TASK TO COMPLETE:
Report every line from the material that contains the word "libs".

Stored items
================================

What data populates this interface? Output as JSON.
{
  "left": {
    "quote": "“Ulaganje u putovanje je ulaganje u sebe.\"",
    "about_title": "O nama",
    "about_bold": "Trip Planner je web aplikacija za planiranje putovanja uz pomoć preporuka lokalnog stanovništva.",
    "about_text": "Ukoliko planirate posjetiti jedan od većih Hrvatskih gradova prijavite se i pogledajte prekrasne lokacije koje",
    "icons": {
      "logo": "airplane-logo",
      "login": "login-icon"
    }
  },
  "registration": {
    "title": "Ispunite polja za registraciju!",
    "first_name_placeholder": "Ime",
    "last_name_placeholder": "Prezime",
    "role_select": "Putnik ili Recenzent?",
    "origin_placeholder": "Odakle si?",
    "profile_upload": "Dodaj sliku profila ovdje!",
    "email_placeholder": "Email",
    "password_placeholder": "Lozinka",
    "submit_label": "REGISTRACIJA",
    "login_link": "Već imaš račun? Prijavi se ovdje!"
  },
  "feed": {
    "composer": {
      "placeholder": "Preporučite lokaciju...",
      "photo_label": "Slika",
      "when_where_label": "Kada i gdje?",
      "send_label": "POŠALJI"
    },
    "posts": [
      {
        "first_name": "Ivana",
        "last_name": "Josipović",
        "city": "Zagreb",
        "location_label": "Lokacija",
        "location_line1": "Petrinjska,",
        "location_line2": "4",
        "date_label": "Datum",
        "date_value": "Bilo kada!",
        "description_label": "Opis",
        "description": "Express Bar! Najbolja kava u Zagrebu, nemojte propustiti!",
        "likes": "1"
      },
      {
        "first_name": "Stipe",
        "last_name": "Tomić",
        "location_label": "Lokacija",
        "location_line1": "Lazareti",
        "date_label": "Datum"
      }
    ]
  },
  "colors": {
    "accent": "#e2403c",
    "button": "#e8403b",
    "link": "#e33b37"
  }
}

================================

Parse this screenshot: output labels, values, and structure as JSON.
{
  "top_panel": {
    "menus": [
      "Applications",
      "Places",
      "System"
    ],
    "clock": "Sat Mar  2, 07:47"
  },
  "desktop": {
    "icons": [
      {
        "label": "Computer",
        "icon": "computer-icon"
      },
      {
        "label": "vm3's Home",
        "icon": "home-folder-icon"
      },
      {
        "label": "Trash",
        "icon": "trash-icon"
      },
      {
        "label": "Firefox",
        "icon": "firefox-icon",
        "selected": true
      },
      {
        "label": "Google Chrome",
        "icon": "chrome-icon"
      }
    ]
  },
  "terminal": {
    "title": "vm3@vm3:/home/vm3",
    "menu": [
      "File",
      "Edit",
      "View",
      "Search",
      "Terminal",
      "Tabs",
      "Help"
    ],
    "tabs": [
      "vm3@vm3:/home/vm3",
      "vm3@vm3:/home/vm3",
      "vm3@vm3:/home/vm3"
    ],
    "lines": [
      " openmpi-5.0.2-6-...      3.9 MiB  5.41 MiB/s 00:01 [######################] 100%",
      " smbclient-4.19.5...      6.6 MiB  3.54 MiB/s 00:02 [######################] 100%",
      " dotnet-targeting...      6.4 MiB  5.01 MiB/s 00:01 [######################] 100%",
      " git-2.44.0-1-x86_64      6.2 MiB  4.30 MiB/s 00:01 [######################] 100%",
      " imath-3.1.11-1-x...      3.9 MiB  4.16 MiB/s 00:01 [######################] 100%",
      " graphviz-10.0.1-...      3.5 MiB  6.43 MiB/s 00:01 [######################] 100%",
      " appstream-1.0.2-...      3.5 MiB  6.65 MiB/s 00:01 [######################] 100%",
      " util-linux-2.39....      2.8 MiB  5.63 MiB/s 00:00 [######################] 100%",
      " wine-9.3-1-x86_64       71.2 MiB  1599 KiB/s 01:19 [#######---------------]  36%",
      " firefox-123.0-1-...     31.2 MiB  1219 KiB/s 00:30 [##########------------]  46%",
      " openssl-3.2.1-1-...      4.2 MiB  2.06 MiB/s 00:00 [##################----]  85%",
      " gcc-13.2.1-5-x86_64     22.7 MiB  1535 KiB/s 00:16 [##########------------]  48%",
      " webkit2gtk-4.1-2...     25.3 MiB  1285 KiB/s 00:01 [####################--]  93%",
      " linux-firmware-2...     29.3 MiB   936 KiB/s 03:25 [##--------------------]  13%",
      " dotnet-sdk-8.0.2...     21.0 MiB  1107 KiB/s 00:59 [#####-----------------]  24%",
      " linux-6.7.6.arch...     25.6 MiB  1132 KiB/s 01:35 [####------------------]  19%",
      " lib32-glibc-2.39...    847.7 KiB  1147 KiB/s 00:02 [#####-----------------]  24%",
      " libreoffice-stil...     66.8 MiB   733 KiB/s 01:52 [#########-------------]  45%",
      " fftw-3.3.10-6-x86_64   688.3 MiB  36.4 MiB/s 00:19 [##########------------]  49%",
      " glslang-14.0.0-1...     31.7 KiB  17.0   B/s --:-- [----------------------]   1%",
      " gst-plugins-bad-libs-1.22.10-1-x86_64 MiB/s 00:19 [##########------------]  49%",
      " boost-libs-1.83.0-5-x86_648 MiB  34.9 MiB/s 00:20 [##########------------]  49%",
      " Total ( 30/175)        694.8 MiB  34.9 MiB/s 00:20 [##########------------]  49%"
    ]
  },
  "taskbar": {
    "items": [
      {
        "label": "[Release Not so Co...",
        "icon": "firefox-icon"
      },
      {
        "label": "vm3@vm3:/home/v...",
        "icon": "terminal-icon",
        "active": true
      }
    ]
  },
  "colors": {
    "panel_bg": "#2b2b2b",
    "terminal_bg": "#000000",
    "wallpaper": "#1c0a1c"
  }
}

================================

FINAL RESULT:
      " gst-plugins-bad-libs-1.22.10-1-x86_64 MiB/s 00:19 [##########------------]  49%",
      " boost-libs-1.83.0-5-x86_648 MiB  34.9 MiB/s 00:20 [##########------------]  49%",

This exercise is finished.